Copy out every row below that contains the string "elements", treating uppercase and lowercase letters as different.

◆ Provided records ◆
########################################

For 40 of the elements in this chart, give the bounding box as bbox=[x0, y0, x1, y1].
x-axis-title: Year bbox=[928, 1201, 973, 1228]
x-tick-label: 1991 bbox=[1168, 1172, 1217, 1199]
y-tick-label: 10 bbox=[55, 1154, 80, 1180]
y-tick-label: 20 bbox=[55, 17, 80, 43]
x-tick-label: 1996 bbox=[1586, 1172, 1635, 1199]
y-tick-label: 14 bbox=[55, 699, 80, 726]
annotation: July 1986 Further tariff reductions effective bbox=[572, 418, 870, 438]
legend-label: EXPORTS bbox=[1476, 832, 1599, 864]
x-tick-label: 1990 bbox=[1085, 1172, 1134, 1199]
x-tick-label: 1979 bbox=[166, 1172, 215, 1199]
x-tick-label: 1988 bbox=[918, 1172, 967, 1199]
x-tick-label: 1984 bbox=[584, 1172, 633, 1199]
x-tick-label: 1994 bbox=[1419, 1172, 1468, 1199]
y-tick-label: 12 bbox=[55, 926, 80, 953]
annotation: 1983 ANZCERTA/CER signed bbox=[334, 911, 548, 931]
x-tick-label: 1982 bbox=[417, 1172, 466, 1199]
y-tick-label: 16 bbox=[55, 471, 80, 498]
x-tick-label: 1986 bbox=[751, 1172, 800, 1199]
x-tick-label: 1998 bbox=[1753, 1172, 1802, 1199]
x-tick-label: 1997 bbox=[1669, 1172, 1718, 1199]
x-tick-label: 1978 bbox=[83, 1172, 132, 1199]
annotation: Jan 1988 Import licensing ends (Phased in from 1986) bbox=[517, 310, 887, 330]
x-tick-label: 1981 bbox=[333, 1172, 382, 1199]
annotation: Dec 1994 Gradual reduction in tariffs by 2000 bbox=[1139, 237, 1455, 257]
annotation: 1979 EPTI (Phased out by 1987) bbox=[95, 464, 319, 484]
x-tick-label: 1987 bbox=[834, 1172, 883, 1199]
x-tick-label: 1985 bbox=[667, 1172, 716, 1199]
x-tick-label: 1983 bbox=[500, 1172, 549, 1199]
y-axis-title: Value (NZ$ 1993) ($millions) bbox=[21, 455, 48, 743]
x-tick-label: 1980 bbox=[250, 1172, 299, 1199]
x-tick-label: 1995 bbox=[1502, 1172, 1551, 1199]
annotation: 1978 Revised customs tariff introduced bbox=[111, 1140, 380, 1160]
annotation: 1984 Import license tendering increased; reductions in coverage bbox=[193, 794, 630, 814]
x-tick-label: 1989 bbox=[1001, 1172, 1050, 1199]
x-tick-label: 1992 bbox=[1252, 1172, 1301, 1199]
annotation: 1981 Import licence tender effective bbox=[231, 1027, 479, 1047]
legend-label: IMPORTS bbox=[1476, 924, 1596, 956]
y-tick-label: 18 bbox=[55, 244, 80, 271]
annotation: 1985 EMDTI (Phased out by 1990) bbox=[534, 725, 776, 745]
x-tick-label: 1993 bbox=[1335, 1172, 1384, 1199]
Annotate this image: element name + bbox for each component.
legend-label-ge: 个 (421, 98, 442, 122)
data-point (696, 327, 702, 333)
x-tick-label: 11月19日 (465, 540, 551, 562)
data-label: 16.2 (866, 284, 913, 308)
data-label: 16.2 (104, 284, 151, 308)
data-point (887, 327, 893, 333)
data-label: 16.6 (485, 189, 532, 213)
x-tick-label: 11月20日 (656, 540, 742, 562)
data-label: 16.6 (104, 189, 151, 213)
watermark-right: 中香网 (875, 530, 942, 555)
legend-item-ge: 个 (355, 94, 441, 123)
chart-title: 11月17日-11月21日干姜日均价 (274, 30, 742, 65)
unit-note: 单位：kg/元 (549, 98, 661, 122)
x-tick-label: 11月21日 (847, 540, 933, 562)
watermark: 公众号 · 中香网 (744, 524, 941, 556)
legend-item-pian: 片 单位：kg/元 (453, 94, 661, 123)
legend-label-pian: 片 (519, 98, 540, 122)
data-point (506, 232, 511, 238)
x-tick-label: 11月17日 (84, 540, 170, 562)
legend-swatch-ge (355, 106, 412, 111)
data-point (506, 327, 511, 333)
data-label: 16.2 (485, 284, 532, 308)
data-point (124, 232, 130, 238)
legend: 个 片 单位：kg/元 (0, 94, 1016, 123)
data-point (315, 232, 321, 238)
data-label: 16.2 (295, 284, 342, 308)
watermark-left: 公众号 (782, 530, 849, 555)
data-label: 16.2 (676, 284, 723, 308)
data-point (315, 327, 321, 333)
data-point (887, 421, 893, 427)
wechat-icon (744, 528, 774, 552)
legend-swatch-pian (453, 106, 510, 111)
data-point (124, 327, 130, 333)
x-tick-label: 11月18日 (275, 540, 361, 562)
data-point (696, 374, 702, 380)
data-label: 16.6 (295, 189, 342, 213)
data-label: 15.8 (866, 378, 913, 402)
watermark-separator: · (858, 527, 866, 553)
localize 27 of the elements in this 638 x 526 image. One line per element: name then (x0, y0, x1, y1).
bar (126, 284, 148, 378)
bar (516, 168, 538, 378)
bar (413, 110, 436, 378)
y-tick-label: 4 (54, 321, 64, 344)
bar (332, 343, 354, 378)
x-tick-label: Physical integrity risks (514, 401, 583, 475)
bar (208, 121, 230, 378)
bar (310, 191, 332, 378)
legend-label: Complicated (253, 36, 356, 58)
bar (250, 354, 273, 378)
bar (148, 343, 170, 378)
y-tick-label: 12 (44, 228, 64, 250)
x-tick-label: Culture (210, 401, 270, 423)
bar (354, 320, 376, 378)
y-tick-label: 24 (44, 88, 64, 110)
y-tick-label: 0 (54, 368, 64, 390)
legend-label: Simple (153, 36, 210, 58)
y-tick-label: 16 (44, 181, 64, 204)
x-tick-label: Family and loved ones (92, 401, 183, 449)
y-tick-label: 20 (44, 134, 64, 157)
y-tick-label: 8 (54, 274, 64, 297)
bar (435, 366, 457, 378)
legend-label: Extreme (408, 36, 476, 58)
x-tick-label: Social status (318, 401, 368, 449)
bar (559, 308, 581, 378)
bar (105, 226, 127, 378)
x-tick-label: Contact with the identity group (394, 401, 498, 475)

########################################

◆ Result below ◆
For 40 of the elements in this chart, give the bounding box as bbox=[x0, y0, x1, y1].
localize 27 of the elements in this 638 x 526 image. One line per element: name then (x0, y0, x1, y1).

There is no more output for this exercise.